* Exercise
Repeat the data word for word. Do not include the pictures.

+--

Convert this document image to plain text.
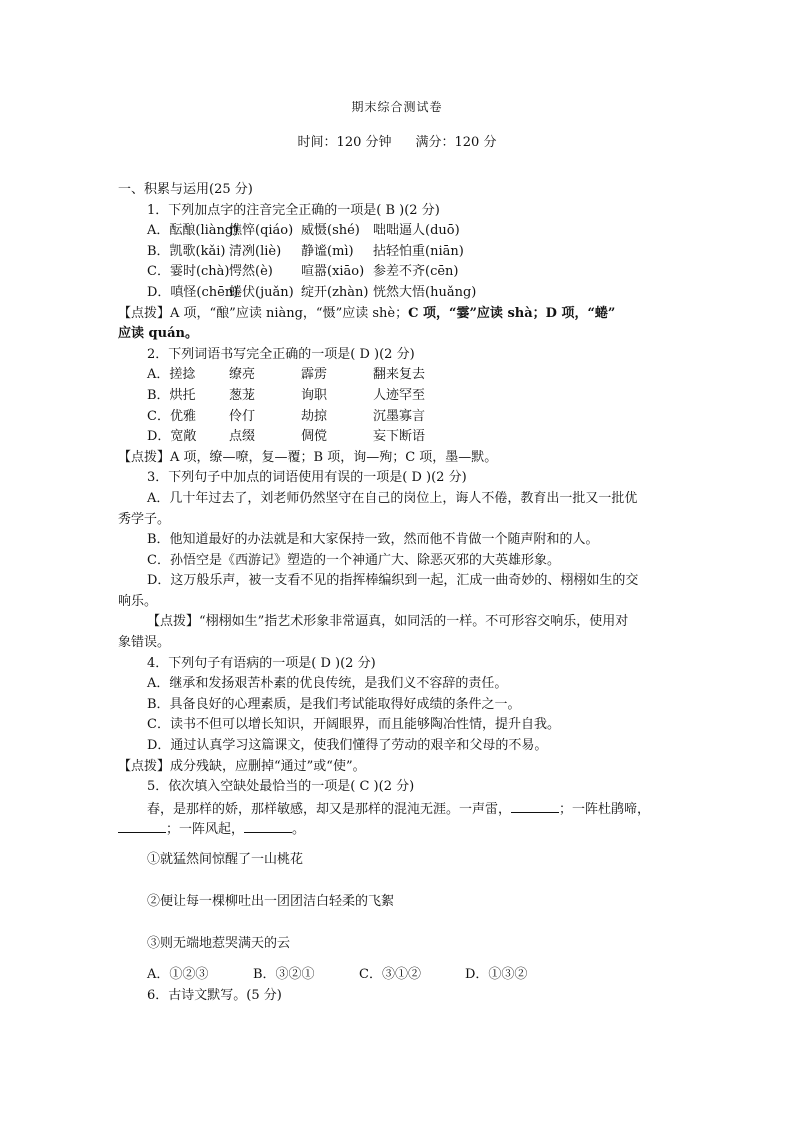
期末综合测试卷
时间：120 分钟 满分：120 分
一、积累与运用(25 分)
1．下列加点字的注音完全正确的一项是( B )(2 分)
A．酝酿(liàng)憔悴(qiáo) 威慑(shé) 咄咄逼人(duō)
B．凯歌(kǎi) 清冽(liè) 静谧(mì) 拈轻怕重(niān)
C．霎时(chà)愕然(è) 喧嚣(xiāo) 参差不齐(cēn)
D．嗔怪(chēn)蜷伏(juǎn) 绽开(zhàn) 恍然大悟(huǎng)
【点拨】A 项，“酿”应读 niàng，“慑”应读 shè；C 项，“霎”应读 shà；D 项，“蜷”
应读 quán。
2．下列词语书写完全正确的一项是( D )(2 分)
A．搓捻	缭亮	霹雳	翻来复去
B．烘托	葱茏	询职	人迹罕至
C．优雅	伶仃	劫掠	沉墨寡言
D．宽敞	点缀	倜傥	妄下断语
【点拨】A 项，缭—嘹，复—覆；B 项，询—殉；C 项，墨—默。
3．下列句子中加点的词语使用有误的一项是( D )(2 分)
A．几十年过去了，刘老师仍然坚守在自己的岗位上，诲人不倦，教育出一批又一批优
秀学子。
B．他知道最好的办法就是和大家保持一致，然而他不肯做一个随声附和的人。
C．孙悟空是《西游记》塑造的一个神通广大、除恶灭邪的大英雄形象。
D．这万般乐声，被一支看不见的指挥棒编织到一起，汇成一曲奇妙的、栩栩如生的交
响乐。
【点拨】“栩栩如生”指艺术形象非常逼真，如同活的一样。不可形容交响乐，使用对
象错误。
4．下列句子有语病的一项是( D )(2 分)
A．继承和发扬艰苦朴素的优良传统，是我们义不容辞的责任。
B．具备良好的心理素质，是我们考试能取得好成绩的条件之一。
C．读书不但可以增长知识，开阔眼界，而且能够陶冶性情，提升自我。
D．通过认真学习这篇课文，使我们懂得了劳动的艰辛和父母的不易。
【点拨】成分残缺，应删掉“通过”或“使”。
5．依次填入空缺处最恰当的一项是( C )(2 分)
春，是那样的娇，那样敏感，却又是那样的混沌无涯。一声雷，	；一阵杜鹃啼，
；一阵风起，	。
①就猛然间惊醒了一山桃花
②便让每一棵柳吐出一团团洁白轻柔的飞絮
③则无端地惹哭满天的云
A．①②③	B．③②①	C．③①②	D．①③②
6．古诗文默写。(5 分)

+--

* Result for this task
Convert this document image to plain text.
期末综合测试卷
时间：120 分钟 满分：120 分
一、积累与运用(25 分)
1．下列加点字的注音完全正确的一项是( B )(2 分)
A．酝酿(liàng)憔悴(qiáo) 威慑(shé) 咄咄逼人(duō)
B．凯歌(kǎi) 清冽(liè) 静谧(mì) 拈轻怕重(niān)
C．霎时(chà)愕然(è) 喧嚣(xiāo) 参差不齐(cēn)
D．嗔怪(chēn)蜷伏(juǎn) 绽开(zhàn) 恍然大悟(huǎng)
【点拨】A 项，“酿”应读 niàng，“慑”应读 shè；C 项，“霎”应读 shà；D 项，“蜷”
应读 quán。
2．下列词语书写完全正确的一项是( D )(2 分)
A．搓捻	缭亮	霹雳	翻来复去
B．烘托	葱茏	询职	人迹罕至
C．优雅	伶仃	劫掠	沉墨寡言
D．宽敞	点缀	倜傥	妄下断语
【点拨】A 项，缭—嘹，复—覆；B 项，询—殉；C 项，墨—默。
3．下列句子中加点的词语使用有误的一项是( D )(2 分)
A．几十年过去了，刘老师仍然坚守在自己的岗位上，诲人不倦，教育出一批又一批优
秀学子。
B．他知道最好的办法就是和大家保持一致，然而他不肯做一个随声附和的人。
C．孙悟空是《西游记》塑造的一个神通广大、除恶灭邪的大英雄形象。
D．这万般乐声，被一支看不见的指挥棒编织到一起，汇成一曲奇妙的、栩栩如生的交
响乐。
【点拨】“栩栩如生”指艺术形象非常逼真，如同活的一样。不可形容交响乐，使用对
象错误。
4．下列句子有语病的一项是( D )(2 分)
A．继承和发扬艰苦朴素的优良传统，是我们义不容辞的责任。
B．具备良好的心理素质，是我们考试能取得好成绩的条件之一。
C．读书不但可以增长知识，开阔眼界，而且能够陶冶性情，提升自我。
D．通过认真学习这篇课文，使我们懂得了劳动的艰辛和父母的不易。
【点拨】成分残缺，应删掉“通过”或“使”。
5．依次填入空缺处最恰当的一项是( C )(2 分)
春，是那样的娇，那样敏感，却又是那样的混沌无涯。一声雷，	；一阵杜鹃啼，
；一阵风起，	。
①就猛然间惊醒了一山桃花
②便让每一棵柳吐出一团团洁白轻柔的飞絮
③则无端地惹哭满天的云
A．①②③	B．③②①	C．③①②	D．①③②
6．古诗文默写。(5 分)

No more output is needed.